Marnix Hebly

Marnix Hebly – Probus

Maak kennis met Marnix Hebly van Privaatrechtelijk Dispuut Probus.

3

Interview met Dr. M.R. (Marnix) Hebly

  • Probus: Wat voor student was u?

Hebly: Ik was vooral redelijk druk met dingen die niet studiegerelateerd waren. Dan kun je denken aan het besteden van tijd op de studentenvereniging, en ook aan wedstrijdatletiek. Eerlijk gezegd had ik aanvankelijk niet veel zin in de studie rechten. Eerst had ik kort wiskunde gestudeerd, maar dat was me allemaal wat te ingewikkeld en abstract. Daarna ben ik sociologie gaan doen, een maatschappelijker studie, maar ik vond het allemaal toch wat vaag ook. Uiteindelijk ben ik aan rechten begonnen en heb ik de bachelor rechten in Utrecht afgemaakt. Ik had na het afronden van de bachelor zelfs niet direct zin om met een master aan de slag te gaan, maar bij toeval zag ik een advertentie van de master Aansprakelijkheid & Verzekering hier in Rotterdam, en toen herinnerde ik me dat ik dat onderdeel van de studie toch eigenlijk wel aardig vond, met name door de inspirerende colleges van Esther Engelhard en Ivo Giesen. Ik dacht: laat ik gewoon eens bellen, en een week later zat ik met Willem van Boom aan tafel, die de master mede oprichtte, en met wie ik mijn interesse in de master besprak. Toch maar gedaan, en nooit spijt van gehad, want in die master ben ik een beetje gaan bloeien als student.

  • Probus: Wat heeft u ertoe doen besluiten na het afstuderen een promotieonderzoek te verrichten?

Overzichten van elementlocaties
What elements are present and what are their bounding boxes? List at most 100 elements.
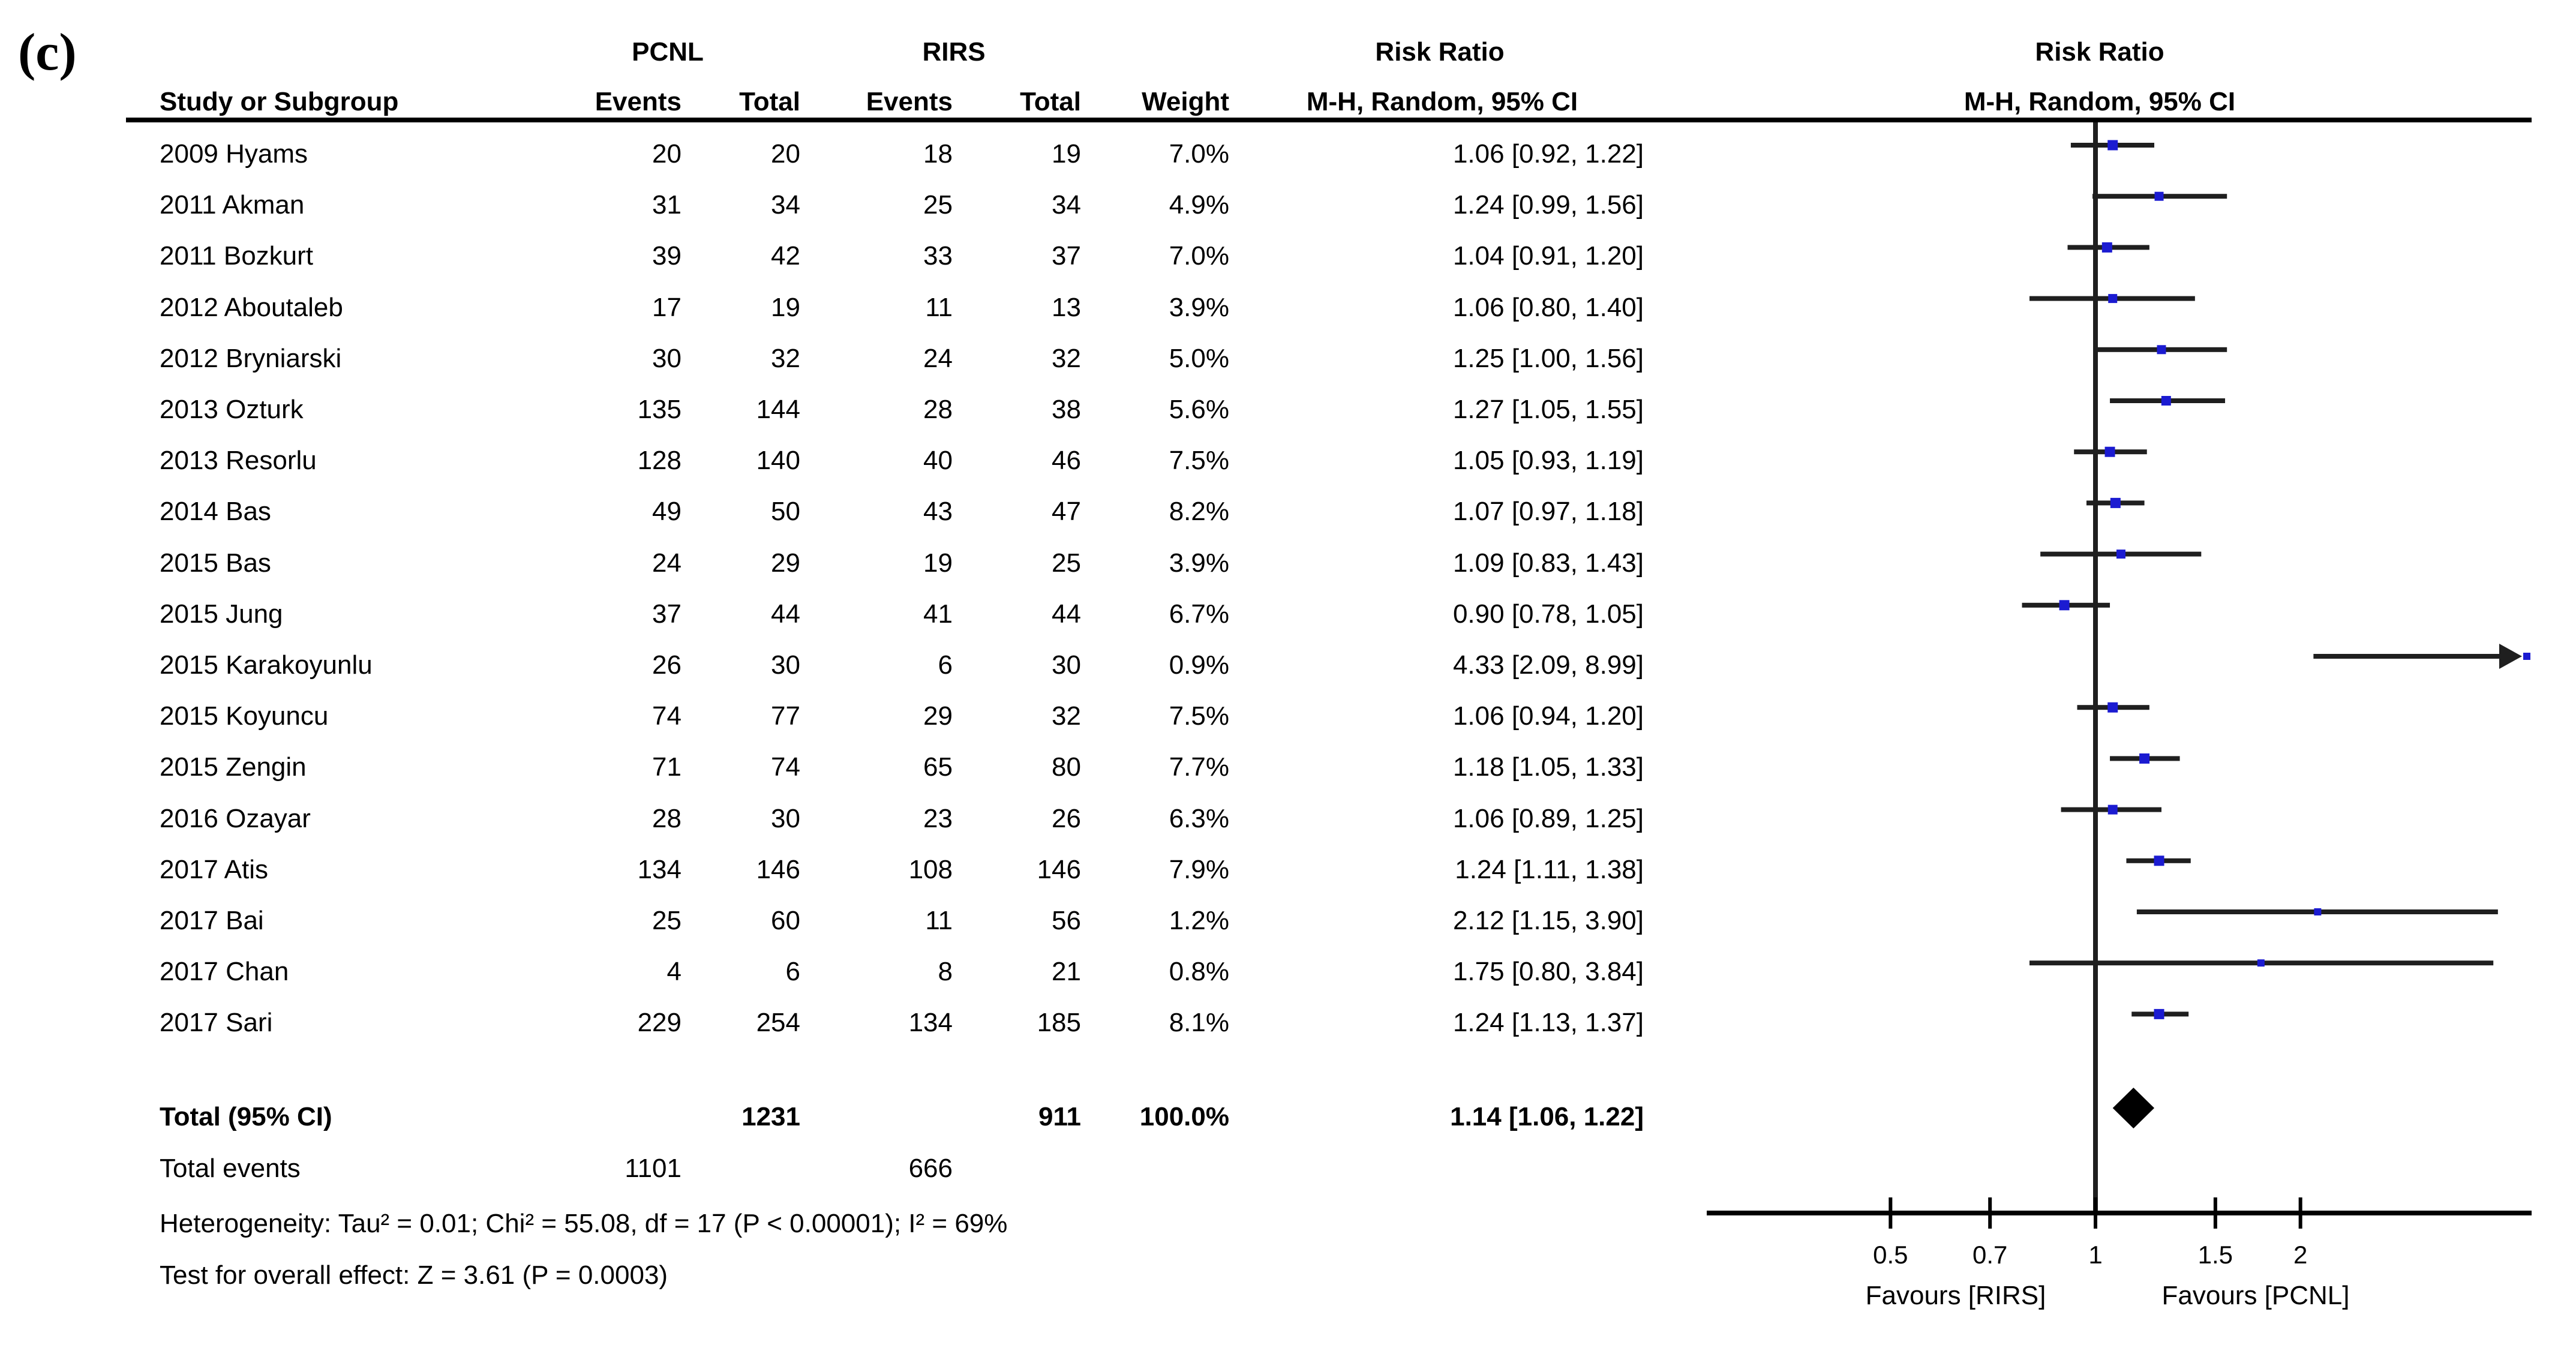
pcnl-events-cell: 4 <box>666 957 681 987</box>
ci-whisker <box>2313 654 2499 659</box>
risk-ratio-ci-cell: 1.06 [0.94, 1.20] <box>1452 701 1644 731</box>
study-name: 2012 Aboutaleb <box>160 292 343 322</box>
point-estimate <box>2154 191 2164 201</box>
pcnl-total-cell: 140 <box>756 446 800 476</box>
weight-cell: 7.5% <box>1169 446 1229 476</box>
risk-ratio-ci-cell: 1.24 [1.11, 1.38] <box>1455 854 1644 884</box>
rirs-total-cell: 47 <box>1052 497 1081 527</box>
header-underline <box>126 118 2532 122</box>
pcnl-total-cell: 34 <box>771 190 800 220</box>
overall-effect-stats: Test for overall effect: Z = 3.61 (P = 0… <box>160 1260 668 1290</box>
rirs-events-cell: 43 <box>923 497 953 527</box>
study-name: 2009 Hyams <box>160 139 308 169</box>
pcnl-total-cell: 60 <box>771 906 800 935</box>
column-group-pcnl: PCNL <box>632 37 704 67</box>
panel-letter-label: (c) <box>18 23 77 82</box>
study-name: 2016 Ozayar <box>160 803 311 833</box>
axis-tick-label: 1.5 <box>2198 1241 2233 1269</box>
heterogeneity-stats: Heterogeneity: Tau² = 0.01; Chi² = 55.08… <box>160 1209 1008 1238</box>
rirs-events-cell: 23 <box>923 803 953 833</box>
point-estimate <box>2161 396 2171 406</box>
point-estimate <box>2116 550 2125 559</box>
study-name: 2015 Koyuncu <box>160 701 329 731</box>
pcnl-total-cell: 29 <box>771 548 800 578</box>
total-events-rirs: 666 <box>908 1154 953 1183</box>
rirs-total-cell: 185 <box>1037 1008 1081 1038</box>
point-estimate-clipped <box>2523 653 2530 660</box>
point-estimate <box>2257 959 2265 967</box>
rirs-total-cell: 56 <box>1052 906 1081 935</box>
rirs-events-cell: 8 <box>938 957 953 987</box>
weight-cell: 7.9% <box>1169 854 1229 884</box>
risk-ratio-ci-cell: 1.18 [1.05, 1.33] <box>1452 752 1644 782</box>
rirs-total-cell: 21 <box>1052 957 1081 987</box>
column-header-pcnl-total: Total <box>739 87 800 116</box>
pcnl-events-cell: 20 <box>652 139 681 169</box>
axis-tick <box>2298 1197 2302 1229</box>
rirs-total-cell: 26 <box>1052 803 1081 833</box>
rirs-events-cell: 24 <box>923 343 953 373</box>
pcnl-total-cell: 30 <box>771 650 800 680</box>
point-estimate <box>2104 446 2115 457</box>
study-name: 2014 Bas <box>160 497 271 527</box>
pcnl-events-cell: 24 <box>652 548 681 578</box>
pcnl-total-cell: 77 <box>771 701 800 731</box>
weight-cell: 0.8% <box>1169 957 1229 987</box>
study-name: 2013 Resorlu <box>160 446 317 476</box>
pcnl-events-cell: 134 <box>637 854 681 884</box>
pcnl-events-cell: 71 <box>652 752 681 782</box>
rirs-total-cell: 38 <box>1052 395 1081 424</box>
rirs-total-cell: 30 <box>1052 650 1081 680</box>
pcnl-events-cell: 31 <box>652 190 681 220</box>
rirs-events-cell: 6 <box>938 650 953 680</box>
point-estimate <box>2101 242 2112 253</box>
no-effect-line <box>2093 122 2098 1215</box>
pcnl-events-cell: 25 <box>652 906 681 935</box>
weight-cell: 6.3% <box>1169 803 1229 833</box>
pcnl-total-cell: 254 <box>756 1008 800 1038</box>
summary-diamond <box>2112 1088 2155 1128</box>
pcnl-events-cell: 30 <box>652 343 681 373</box>
risk-ratio-ci-cell: 1.24 [1.13, 1.37] <box>1452 1008 1644 1038</box>
study-name: 2015 Jung <box>160 599 283 629</box>
column-header-weight: Weight <box>1142 87 1229 116</box>
risk-ratio-ci-cell: 2.12 [1.15, 3.90] <box>1452 906 1644 935</box>
weight-cell: 7.5% <box>1169 701 1229 731</box>
risk-ratio-ci-cell: 1.04 [0.91, 1.20] <box>1452 241 1644 271</box>
column-header-study: Study or Subgroup <box>160 87 399 116</box>
column-header-method-plot: M-H, Random, 95% CI <box>1963 87 2236 116</box>
column-group-rirs: RIRS <box>922 37 986 67</box>
risk-ratio-ci-cell: 1.06 [0.80, 1.40] <box>1452 292 1644 322</box>
rirs-events-cell: 18 <box>923 139 953 169</box>
weight-cell: 3.9% <box>1169 548 1229 578</box>
rirs-total-cell: 44 <box>1052 599 1081 629</box>
risk-ratio-ci-cell: 4.33 [2.09, 8.99] <box>1452 650 1644 680</box>
point-estimate <box>2314 908 2322 915</box>
rirs-total-cell: 34 <box>1052 190 1081 220</box>
rirs-events-cell: 134 <box>908 1008 953 1038</box>
total-ci: 1.14 [1.06, 1.22] <box>1450 1102 1644 1131</box>
x-axis-line <box>1707 1211 2532 1215</box>
weight-cell: 7.0% <box>1169 241 1229 271</box>
pcnl-events-cell: 39 <box>652 241 681 271</box>
study-name: 2017 Chan <box>160 957 289 987</box>
total-rirs-total: 911 <box>1038 1102 1081 1131</box>
study-name: 2015 Karakoyunlu <box>160 650 373 680</box>
rirs-events-cell: 19 <box>923 548 953 578</box>
weight-cell: 7.0% <box>1169 139 1229 169</box>
risk-ratio-ci-cell: 1.27 [1.05, 1.55] <box>1452 395 1644 424</box>
rirs-total-cell: 25 <box>1052 548 1081 578</box>
point-estimate <box>2108 294 2118 304</box>
pcnl-events-cell: 26 <box>652 650 681 680</box>
pcnl-events-cell: 37 <box>652 599 681 629</box>
pcnl-total-cell: 146 <box>756 854 800 884</box>
total-weight: 100.0% <box>1139 1102 1229 1131</box>
axis-tick <box>2094 1197 2097 1229</box>
point-estimate <box>2157 345 2166 355</box>
weight-cell: 5.0% <box>1169 343 1229 373</box>
study-name: 2017 Atis <box>160 854 269 884</box>
pcnl-total-cell: 50 <box>771 497 800 527</box>
rirs-events-cell: 33 <box>923 241 953 271</box>
point-estimate <box>2107 702 2118 713</box>
rirs-events-cell: 40 <box>923 446 953 476</box>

◆ **OPDRACHT**
Schrijf het interview met Marnix Hebly verder, te beginnen na de laatste zin die er staat.

◆ **ANTWOORD**
Hebly: Niet alleen tijdens mijn studie, maar ook daarna was ik vooral een beetje zoekende. Ik werd gevraagd om als docent privaatrecht aan de slag te gaan en dat ben ik gaan doen. In die tijd als docent deed ik ook ervaring op met het schrijven van rapporten en artikelen. Schrijven heb ik altijd al heel leuk gevonden, en mijn interesse voor het aansprakelijkheidsrecht was inmiddels ook sterk gegroeid. Het promotietraject is dan vooral een voorrecht: je krijgt de kans om ergens heel diep op in te zoomen. Het is eigenlijk een soort vervolgstudie waarbij je je specialiseert in wat je interessant vindt, maar waarin je zo ongeveer de enige bent: je wordt echt een specialist in iets. Tegelijkertijd leek een promotietraject ook een beetje noodzakelijk voor als je wil blijven werken aan de universiteit (maar daar is overigens wel wat verandering in te zien). Factor van belang is natuurlijk ook wie je promotor is. In mijn geval was dat professor Siewert Lindenbergh, die dus feitelijk al mijn baas was en die ook wel de potentie in mij zag om te promoveren. Lindenbergh is een uitmuntende jurist en een van de grote namen op het gebied van aansprakelijkheidsrecht. Toen ik eenmaal was gestart kwam professor Harriët Schelhaas bij onze vakgroep, die ik ook bewonder om de manier waarop zij haar vak uitdraagt.

  • Probus: Vanwaar uw interesse voor het aansprakelijkheidsrecht? Wat fascineert u daarbij het meest?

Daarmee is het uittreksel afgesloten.